_Pruébalo_
¿Podrías prolongar la crónica sobre las cuatro crisis humanitarias simultáneas a partir de su última oración?
[Fragmento proporcionado]
Cuatro crisis humanitarias simultáneas: Gaza, Líbano, rohinyá y Haití ponen a prueba la solidaridad internacional

El mundo enfrenta un viernes negro en materia humanitaria. Mientras en Gaza mueren 47 mujeres y niñas al día según la ONU, un frágil alto el fuego de diez días comienza en Líbano. Los rohinyá sufren su año más mortal en travesías marítimas con casi 900 muertes en 2025, y en Haití más de la mitad de la población vive en inseguridad alimentaria severa por violencia y crisis climática.
La magnitud del sufrimiento humano en varios puntos del planeta simultáneamente pone de manifiesto la urgencia de la comunidad internacional. En Gaza, el análisis más reciente de ONU Mujeres detalla una tragedia silenciosa: más de 38.000 mujeres y niñas han muerto desde octubre de 2023, lo que equivale a 47 asesinadas cada día. Según la portavoz de ONU Mujeres, Sophia, "Las asesinadas eran madres, hijas, hermanas y amigas profundamente amadas por quienes los rodeaban". La cifra es aún más desgarradora cuando se sabe que casi 11.000 de las sobrevivientes cargan con discapacidades permanentes, y cerca de 790.000 enfrentan distintos grados de hambre y desnutrición.
En Líbano, aunque hay un destello de esperanza con el alto el fuego de diez días anunciado recientemente, el Secretario General de la ONU se muestra cauteloso. António Guterres recibe favorablemente la noticia pero advierte sobre lo que sucede en el terreno: 1,2 millones de personas han sido desplazadas, y Netanyahu ha dejado claro que las tropas israelíes permanecerán en el sur del país. Los ataques contra infraestructuras de salud han cobrado 88 vidas y herido a 206 más, según registros de la Organización Mundial de la Salud.
[/Fragmento proporcionado]
[Datos extraídos]
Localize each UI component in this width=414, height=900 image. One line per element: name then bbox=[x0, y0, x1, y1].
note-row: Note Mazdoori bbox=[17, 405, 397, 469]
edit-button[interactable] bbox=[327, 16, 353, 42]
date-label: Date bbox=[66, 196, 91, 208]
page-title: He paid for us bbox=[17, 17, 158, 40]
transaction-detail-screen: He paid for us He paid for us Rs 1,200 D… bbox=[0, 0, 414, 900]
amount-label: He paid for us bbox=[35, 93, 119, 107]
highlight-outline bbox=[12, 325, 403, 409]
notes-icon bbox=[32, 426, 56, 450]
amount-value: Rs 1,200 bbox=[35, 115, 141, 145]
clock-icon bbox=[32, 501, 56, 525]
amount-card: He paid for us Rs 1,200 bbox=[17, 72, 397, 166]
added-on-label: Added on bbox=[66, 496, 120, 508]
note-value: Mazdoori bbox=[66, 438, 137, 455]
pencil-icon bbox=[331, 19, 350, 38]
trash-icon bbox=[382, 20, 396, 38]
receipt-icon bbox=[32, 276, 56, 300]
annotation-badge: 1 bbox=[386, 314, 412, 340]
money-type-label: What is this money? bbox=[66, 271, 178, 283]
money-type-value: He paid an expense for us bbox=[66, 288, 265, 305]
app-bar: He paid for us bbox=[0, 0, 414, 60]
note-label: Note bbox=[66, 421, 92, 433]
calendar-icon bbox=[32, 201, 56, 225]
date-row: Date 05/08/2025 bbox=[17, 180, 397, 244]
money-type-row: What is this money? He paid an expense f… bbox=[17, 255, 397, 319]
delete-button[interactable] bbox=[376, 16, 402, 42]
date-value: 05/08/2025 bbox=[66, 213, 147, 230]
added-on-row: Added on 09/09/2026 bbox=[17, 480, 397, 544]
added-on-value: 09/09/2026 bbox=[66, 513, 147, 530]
[/Datos extraídos]
_Respuesta_
La crisis de los rohinyá en el sudeste asiático alcanzó proporciones inéditas en 2025. Casi 900 refugiados murieron o desaparecieron mientras intentaban cruzar el mar de Andamán y la bahía de Bengala, convirtiéndolo en el año más mortífero jamás registrado para esta ruta. Un portavoz de la Agencia de la ONU para los Refugiados alertó: "Esto representa la tasa de mortalidad más alta del mundo para cualquier ruta de refugiados y migrantes por mar". Desde hace años, más de 200.000 rohinyá han arriesgado la travesía, y al menos 5.000 han perecido. Lo más preocupante es que más de la mitad de quienes se lanzan al mar son mujeres y niños, impulsados por la desesperación y explotados por traficantes de personas.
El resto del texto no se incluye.